=== TASK MATERIAL ===
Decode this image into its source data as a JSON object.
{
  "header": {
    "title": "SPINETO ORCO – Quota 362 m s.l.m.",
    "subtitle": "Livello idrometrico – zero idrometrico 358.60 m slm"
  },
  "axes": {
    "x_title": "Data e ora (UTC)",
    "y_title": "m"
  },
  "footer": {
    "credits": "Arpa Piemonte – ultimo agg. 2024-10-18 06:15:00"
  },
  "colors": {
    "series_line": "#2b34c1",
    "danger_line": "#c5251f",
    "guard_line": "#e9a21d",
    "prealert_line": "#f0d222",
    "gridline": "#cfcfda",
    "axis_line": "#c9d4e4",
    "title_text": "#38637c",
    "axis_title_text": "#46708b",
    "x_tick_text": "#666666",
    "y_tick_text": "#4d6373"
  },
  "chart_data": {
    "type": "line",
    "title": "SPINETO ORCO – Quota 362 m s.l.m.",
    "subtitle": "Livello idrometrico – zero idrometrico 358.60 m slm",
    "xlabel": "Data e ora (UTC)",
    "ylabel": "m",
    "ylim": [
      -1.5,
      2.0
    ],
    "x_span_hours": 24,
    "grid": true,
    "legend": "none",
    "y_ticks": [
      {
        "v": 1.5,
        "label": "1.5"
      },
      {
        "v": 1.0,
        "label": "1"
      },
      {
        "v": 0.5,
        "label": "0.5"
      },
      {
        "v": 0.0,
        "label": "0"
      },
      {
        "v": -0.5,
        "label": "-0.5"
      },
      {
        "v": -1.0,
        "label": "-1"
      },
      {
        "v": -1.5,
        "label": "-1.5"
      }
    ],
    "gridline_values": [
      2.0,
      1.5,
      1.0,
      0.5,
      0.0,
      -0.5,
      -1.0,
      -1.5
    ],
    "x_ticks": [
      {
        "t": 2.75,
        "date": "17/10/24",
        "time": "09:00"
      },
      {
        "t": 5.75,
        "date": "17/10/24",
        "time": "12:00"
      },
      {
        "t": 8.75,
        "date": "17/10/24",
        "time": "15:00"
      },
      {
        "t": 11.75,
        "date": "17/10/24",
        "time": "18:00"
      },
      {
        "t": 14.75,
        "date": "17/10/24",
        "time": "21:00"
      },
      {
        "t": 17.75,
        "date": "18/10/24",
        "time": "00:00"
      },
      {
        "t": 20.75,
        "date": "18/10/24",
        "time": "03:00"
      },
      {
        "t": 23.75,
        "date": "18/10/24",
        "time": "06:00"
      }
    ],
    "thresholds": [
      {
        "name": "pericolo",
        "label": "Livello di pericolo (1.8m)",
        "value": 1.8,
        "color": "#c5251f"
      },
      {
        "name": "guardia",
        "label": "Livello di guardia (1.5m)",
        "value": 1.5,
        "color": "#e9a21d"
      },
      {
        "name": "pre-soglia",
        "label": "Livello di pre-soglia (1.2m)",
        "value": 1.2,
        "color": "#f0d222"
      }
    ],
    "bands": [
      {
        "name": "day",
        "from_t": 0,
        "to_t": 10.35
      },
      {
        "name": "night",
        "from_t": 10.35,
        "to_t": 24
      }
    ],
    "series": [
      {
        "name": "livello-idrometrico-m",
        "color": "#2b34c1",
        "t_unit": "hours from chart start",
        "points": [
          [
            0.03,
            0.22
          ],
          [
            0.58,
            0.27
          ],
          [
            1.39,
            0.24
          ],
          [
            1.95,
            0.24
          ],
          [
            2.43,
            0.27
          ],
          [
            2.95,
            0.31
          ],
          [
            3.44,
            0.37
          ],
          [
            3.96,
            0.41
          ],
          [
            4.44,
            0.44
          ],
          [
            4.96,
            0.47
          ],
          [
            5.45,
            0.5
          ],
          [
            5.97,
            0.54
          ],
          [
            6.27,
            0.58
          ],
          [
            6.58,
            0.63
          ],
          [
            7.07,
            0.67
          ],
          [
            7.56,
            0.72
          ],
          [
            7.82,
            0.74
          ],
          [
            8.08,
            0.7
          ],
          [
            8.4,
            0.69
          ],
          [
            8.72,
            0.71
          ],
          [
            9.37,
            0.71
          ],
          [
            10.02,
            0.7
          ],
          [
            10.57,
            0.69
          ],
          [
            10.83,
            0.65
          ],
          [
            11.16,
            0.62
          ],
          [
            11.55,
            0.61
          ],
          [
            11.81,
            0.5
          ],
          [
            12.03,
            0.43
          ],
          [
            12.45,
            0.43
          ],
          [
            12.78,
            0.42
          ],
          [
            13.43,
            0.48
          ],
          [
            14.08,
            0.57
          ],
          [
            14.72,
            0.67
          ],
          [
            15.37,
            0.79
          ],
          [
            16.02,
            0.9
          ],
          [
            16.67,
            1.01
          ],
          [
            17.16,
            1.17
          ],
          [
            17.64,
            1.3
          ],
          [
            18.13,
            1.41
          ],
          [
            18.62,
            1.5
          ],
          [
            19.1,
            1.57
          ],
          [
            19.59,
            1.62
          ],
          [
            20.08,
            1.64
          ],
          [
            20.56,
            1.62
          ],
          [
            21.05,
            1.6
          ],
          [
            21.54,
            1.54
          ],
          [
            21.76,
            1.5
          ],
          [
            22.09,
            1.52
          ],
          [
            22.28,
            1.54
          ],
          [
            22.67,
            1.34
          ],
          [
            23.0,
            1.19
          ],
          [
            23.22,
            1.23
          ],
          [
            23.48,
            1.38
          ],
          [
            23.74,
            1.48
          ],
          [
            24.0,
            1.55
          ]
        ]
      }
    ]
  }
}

=== EXERCISE ===
Every record shown above must be echoed exactly.

=== WORKED SOLUTION ===
Decode this image into its source data as a JSON object.
{
  "header": {
    "title": "SPINETO ORCO – Quota 362 m s.l.m.",
    "subtitle": "Livello idrometrico – zero idrometrico 358.60 m slm"
  },
  "axes": {
    "x_title": "Data e ora (UTC)",
    "y_title": "m"
  },
  "footer": {
    "credits": "Arpa Piemonte – ultimo agg. 2024-10-18 06:15:00"
  },
  "colors": {
    "series_line": "#2b34c1",
    "danger_line": "#c5251f",
    "guard_line": "#e9a21d",
    "prealert_line": "#f0d222",
    "gridline": "#cfcfda",
    "axis_line": "#c9d4e4",
    "title_text": "#38637c",
    "axis_title_text": "#46708b",
    "x_tick_text": "#666666",
    "y_tick_text": "#4d6373"
  },
  "chart_data": {
    "type": "line",
    "title": "SPINETO ORCO – Quota 362 m s.l.m.",
    "subtitle": "Livello idrometrico – zero idrometrico 358.60 m slm",
    "xlabel": "Data e ora (UTC)",
    "ylabel": "m",
    "ylim": [
      -1.5,
      2.0
    ],
    "x_span_hours": 24,
    "grid": true,
    "legend": "none",
    "y_ticks": [
      {
        "v": 1.5,
        "label": "1.5"
      },
      {
        "v": 1.0,
        "label": "1"
      },
      {
        "v": 0.5,
        "label": "0.5"
      },
      {
        "v": 0.0,
        "label": "0"
      },
      {
        "v": -0.5,
        "label": "-0.5"
      },
      {
        "v": -1.0,
        "label": "-1"
      },
      {
        "v": -1.5,
        "label": "-1.5"
      }
    ],
    "gridline_values": [
      2.0,
      1.5,
      1.0,
      0.5,
      0.0,
      -0.5,
      -1.0,
      -1.5
    ],
    "x_ticks": [
      {
        "t": 2.75,
        "date": "17/10/24",
        "time": "09:00"
      },
      {
        "t": 5.75,
        "date": "17/10/24",
        "time": "12:00"
      },
      {
        "t": 8.75,
        "date": "17/10/24",
        "time": "15:00"
      },
      {
        "t": 11.75,
        "date": "17/10/24",
        "time": "18:00"
      },
      {
        "t": 14.75,
        "date": "17/10/24",
        "time": "21:00"
      },
      {
        "t": 17.75,
        "date": "18/10/24",
        "time": "00:00"
      },
      {
        "t": 20.75,
        "date": "18/10/24",
        "time": "03:00"
      },
      {
        "t": 23.75,
        "date": "18/10/24",
        "time": "06:00"
      }
    ],
    "thresholds": [
      {
        "name": "pericolo",
        "label": "Livello di pericolo (1.8m)",
        "value": 1.8,
        "color": "#c5251f"
      },
      {
        "name": "guardia",
        "label": "Livello di guardia (1.5m)",
        "value": 1.5,
        "color": "#e9a21d"
      },
      {
        "name": "pre-soglia",
        "label": "Livello di pre-soglia (1.2m)",
        "value": 1.2,
        "color": "#f0d222"
      }
    ],
    "bands": [
      {
        "name": "day",
        "from_t": 0,
        "to_t": 10.35
      },
      {
        "name": "night",
        "from_t": 10.35,
        "to_t": 24
      }
    ],
    "series": [
      {
        "name": "livello-idrometrico-m",
        "color": "#2b34c1",
        "t_unit": "hours from chart start",
        "points": [
          [
            0.03,
            0.22
          ],
          [
            0.58,
            0.27
          ],
          [
            1.39,
            0.24
          ],
          [
            1.95,
            0.24
          ],
          [
            2.43,
            0.27
          ],
          [
            2.95,
            0.31
          ],
          [
            3.44,
            0.37
          ],
          [
            3.96,
            0.41
          ],
          [
            4.44,
            0.44
          ],
          [
            4.96,
            0.47
          ],
          [
            5.45,
            0.5
          ],
          [
            5.97,
            0.54
          ],
          [
            6.27,
            0.58
          ],
          [
            6.58,
            0.63
          ],
          [
            7.07,
            0.67
          ],
          [
            7.56,
            0.72
          ],
          [
            7.82,
            0.74
          ],
          [
            8.08,
            0.7
          ],
          [
            8.4,
            0.69
          ],
          [
            8.72,
            0.71
          ],
          [
            9.37,
            0.71
          ],
          [
            10.02,
            0.7
          ],
          [
            10.57,
            0.69
          ],
          [
            10.83,
            0.65
          ],
          [
            11.16,
            0.62
          ],
          [
            11.55,
            0.61
          ],
          [
            11.81,
            0.5
          ],
          [
            12.03,
            0.43
          ],
          [
            12.45,
            0.43
          ],
          [
            12.78,
            0.42
          ],
          [
            13.43,
            0.48
          ],
          [
            14.08,
            0.57
          ],
          [
            14.72,
            0.67
          ],
          [
            15.37,
            0.79
          ],
          [
            16.02,
            0.9
          ],
          [
            16.67,
            1.01
          ],
          [
            17.16,
            1.17
          ],
          [
            17.64,
            1.3
          ],
          [
            18.13,
            1.41
          ],
          [
            18.62,
            1.5
          ],
          [
            19.1,
            1.57
          ],
          [
            19.59,
            1.62
          ],
          [
            20.08,
            1.64
          ],
          [
            20.56,
            1.62
          ],
          [
            21.05,
            1.6
          ],
          [
            21.54,
            1.54
          ],
          [
            21.76,
            1.5
          ],
          [
            22.09,
            1.52
          ],
          [
            22.28,
            1.54
          ],
          [
            22.67,
            1.34
          ],
          [
            23.0,
            1.19
          ],
          [
            23.22,
            1.23
          ],
          [
            23.48,
            1.38
          ],
          [
            23.74,
            1.48
          ],
          [
            24.0,
            1.55
          ]
        ]
      }
    ]
  }
}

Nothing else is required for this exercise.